* _PROMPT A_:
According to the West Seattle text, what route leads from city center to West Seattle?
* _PROMPT B_:
Check each statement against the West Seattle text and answer yes or no, quoting the words that decide it: (i) Ron Judd's humor piece is dated September 28, 2006. (ii) West Seattle has the city's lowest hills. (iii) West Seattle lies hours from city center.
* _PROMPT C_:
Rewrite the West Seattle text from "On September 28, 2006, Seattle" to "any in town.", substituting "headland" for "peninsula".

* _EXCERPT TO READ_:

#####

Thanks to the city's many hills, lakes, and bays, all Seattle neighborhoods are distinct. However, none is more a world unto itself than giant West Seattle. It is only minutes from city center travelling down Highway 99 and across the West Seattle Bridge.
On September 28, 2006, Seattle Times columnist Ron Judd, in a humor piece titled "How to tell the truth about the Pacific N.W.," described West Seattle in an imagined Q&A explaining the NW to a non-local:
Q: What should I know about West Seattle?
West Seattle's miles of rolling peninsula feature many of the city's loveliest parks and beaches, its highest hills, a couple of happening retail districts studded with good restaurants, middle-class neighborhoods blessed with gorgeous views, and a mix of residents as diverse as any in town.
A: It’s lovely, and sort of an island unto itself in a social sort of way. Unfortunately, after the next big earthquake, it very likely will be an island unto itself in a physical sort of way.

#####

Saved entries
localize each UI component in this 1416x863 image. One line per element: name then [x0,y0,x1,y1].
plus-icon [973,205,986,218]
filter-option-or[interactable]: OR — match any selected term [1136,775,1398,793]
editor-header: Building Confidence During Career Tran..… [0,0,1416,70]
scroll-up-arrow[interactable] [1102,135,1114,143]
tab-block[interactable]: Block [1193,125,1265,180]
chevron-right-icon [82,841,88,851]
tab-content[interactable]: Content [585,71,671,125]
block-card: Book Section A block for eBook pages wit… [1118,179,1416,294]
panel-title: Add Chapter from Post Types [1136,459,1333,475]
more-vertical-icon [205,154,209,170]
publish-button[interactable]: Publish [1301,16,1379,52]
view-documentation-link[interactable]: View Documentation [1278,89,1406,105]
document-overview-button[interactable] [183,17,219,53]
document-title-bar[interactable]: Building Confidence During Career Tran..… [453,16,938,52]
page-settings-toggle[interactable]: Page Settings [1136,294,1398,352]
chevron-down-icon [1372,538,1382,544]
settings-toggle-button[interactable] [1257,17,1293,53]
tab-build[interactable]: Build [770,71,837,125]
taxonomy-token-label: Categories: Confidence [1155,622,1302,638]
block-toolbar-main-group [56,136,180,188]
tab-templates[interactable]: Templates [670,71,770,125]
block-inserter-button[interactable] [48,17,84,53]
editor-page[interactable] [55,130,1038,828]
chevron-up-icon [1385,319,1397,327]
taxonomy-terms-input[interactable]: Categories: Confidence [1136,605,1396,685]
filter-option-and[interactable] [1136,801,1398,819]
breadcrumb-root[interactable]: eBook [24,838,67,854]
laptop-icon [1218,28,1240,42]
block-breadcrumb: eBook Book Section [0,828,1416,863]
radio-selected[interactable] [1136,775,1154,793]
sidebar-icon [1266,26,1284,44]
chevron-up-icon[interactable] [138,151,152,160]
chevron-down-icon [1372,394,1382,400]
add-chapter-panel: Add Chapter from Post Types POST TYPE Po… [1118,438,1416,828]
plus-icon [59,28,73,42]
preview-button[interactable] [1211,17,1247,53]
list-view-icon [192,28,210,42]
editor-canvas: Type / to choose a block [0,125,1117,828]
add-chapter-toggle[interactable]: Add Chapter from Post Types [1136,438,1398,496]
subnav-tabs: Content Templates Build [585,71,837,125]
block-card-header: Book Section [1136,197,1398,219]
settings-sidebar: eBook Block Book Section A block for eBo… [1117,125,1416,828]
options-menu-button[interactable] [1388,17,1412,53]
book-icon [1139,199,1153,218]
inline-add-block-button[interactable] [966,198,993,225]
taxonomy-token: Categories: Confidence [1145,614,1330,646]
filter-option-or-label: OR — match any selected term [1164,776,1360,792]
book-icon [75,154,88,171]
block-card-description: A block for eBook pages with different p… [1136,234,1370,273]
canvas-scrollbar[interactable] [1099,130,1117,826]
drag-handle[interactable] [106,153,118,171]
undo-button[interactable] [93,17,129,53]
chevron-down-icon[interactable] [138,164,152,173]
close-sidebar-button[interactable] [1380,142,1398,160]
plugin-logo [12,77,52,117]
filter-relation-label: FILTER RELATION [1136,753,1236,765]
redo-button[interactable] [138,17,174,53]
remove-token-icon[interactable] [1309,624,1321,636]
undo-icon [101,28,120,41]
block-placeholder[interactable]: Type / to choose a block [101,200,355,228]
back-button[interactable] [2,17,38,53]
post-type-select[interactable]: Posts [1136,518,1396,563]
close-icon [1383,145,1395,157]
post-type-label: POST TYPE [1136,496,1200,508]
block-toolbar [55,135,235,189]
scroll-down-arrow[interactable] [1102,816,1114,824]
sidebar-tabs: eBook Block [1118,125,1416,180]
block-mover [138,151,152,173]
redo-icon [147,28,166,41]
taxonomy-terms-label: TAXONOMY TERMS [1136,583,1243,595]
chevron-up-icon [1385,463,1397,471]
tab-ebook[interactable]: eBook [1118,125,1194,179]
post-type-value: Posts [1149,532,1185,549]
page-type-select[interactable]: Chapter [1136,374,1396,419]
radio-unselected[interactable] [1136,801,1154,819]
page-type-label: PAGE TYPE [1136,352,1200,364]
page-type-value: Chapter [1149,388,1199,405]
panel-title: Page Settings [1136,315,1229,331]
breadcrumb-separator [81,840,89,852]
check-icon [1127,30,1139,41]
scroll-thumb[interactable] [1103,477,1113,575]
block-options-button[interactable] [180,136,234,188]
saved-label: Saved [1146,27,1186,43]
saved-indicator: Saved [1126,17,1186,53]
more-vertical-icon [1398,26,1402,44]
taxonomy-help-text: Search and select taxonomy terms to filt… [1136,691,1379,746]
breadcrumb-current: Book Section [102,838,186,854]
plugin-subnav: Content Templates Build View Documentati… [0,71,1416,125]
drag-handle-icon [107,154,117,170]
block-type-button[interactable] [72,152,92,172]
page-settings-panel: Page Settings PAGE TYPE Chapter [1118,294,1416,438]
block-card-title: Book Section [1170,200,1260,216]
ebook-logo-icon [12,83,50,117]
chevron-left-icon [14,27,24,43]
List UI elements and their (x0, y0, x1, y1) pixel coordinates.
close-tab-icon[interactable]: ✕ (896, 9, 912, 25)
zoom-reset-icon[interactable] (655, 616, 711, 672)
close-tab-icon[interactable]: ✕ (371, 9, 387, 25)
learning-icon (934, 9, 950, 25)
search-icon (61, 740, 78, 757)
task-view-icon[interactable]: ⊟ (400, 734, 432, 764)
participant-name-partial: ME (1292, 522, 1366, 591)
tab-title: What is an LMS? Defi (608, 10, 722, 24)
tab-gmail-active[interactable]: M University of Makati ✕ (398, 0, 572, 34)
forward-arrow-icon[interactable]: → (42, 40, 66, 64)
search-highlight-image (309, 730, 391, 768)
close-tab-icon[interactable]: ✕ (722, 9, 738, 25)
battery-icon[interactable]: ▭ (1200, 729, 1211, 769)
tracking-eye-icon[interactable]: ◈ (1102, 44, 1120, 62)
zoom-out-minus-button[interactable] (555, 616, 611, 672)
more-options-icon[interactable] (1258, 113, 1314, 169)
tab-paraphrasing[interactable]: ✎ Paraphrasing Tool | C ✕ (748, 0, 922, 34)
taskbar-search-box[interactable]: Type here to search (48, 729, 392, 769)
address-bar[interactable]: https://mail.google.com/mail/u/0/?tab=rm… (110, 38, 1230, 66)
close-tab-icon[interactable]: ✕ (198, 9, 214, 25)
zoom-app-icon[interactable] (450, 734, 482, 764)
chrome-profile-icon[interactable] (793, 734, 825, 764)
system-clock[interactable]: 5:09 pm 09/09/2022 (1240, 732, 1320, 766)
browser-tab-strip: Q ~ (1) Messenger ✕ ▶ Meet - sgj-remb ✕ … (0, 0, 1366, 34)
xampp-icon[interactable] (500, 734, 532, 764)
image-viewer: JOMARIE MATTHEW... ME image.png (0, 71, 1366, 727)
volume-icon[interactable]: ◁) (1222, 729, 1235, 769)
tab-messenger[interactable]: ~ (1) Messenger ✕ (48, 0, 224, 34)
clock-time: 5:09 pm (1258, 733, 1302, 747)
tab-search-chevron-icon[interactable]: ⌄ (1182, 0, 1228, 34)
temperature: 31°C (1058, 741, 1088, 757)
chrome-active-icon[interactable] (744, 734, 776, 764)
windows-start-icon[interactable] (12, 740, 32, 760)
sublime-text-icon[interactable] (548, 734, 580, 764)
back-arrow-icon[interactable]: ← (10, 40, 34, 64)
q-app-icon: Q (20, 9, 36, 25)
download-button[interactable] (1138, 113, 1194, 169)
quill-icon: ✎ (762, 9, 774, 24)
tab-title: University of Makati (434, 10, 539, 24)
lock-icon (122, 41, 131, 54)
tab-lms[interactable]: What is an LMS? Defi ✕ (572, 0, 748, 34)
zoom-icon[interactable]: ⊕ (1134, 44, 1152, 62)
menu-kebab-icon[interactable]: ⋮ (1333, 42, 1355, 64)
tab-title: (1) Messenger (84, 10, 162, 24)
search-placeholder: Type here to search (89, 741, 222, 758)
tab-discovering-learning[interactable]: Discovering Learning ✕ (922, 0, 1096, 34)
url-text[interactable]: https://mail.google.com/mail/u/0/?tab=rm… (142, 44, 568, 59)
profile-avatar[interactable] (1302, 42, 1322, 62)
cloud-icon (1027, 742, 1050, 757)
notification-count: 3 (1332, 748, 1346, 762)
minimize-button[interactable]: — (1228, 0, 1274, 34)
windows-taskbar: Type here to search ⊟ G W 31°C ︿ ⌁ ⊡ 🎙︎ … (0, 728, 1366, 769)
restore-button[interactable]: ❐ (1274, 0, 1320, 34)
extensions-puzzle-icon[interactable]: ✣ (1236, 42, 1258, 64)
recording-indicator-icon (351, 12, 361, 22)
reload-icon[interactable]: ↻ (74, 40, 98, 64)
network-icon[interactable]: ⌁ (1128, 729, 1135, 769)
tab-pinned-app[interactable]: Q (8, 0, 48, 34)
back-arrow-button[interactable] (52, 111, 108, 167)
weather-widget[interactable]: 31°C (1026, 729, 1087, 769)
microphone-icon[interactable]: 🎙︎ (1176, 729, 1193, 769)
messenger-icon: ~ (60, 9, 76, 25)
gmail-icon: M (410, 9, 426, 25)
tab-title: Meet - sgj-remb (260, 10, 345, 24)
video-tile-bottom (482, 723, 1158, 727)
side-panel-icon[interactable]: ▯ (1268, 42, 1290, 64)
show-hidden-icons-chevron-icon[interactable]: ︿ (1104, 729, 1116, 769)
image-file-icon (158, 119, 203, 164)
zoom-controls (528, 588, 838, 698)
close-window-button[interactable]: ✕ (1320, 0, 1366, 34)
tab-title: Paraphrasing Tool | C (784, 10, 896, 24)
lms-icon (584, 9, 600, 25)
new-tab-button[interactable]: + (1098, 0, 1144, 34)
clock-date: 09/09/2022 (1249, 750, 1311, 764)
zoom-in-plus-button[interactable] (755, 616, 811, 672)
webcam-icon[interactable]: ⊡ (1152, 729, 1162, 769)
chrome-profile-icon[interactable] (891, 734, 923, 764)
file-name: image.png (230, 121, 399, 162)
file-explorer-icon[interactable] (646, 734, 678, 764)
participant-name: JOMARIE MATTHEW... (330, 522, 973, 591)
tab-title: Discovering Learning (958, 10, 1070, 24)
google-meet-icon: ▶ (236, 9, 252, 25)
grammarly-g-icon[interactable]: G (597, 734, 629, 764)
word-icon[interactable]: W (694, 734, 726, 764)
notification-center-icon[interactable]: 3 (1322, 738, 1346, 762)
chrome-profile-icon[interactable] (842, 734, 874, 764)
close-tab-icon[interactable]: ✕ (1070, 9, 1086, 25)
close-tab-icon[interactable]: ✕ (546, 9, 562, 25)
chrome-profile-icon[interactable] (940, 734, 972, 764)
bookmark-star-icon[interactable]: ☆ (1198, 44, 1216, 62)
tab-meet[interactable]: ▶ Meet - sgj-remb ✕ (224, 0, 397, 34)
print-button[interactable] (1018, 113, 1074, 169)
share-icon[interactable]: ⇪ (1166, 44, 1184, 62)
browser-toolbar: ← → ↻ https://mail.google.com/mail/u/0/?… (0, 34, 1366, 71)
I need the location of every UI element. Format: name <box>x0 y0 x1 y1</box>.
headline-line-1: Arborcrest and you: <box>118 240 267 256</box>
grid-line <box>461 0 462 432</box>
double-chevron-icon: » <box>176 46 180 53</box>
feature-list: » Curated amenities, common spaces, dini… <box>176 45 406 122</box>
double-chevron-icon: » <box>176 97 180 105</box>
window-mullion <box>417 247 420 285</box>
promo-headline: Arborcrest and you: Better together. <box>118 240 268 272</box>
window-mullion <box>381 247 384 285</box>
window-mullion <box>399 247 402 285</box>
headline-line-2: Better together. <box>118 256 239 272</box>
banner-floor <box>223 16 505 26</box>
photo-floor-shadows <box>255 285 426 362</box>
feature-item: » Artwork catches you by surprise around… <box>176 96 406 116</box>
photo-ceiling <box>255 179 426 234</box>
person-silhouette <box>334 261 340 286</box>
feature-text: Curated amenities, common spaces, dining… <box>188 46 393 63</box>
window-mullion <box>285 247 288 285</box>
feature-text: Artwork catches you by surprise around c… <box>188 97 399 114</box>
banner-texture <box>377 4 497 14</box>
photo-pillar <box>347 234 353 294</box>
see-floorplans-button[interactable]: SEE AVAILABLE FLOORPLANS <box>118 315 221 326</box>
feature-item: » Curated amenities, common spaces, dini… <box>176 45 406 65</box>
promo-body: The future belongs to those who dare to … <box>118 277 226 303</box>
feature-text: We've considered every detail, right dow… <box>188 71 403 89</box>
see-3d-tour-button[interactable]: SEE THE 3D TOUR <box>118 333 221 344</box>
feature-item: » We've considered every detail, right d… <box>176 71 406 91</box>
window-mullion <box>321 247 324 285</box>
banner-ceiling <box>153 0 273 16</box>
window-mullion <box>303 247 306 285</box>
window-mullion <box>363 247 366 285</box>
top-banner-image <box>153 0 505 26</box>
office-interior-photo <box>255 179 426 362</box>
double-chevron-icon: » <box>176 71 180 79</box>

#####

* _RESULT A_:
Travelling down Highway 99 and across the West Seattle Bridge.

* _RESULT B_:
(i) Yes: "On September 28, 2006, Seattle Times columnist Ron Judd, in a humor piece"
(ii) No: "its highest hills"
(iii) No: "It is only minutes from city center"

* _RESULT C_:
On September 28, 2006, Seattle Times columnist Ron Judd, in a humor piece titled "How to tell the truth about the Pacific N.W.," described West Seattle in an imagined Q&A explaining the NW to a non-local:
Q: What should I know about West Seattle?
West Seattle's miles of rolling headland feature many of the city's loveliest parks and beaches, its highest hills, a couple of happening retail districts studded with good restaurants, middle-class neighborhoods blessed with gorgeous views, and a mix of residents as diverse as any in town.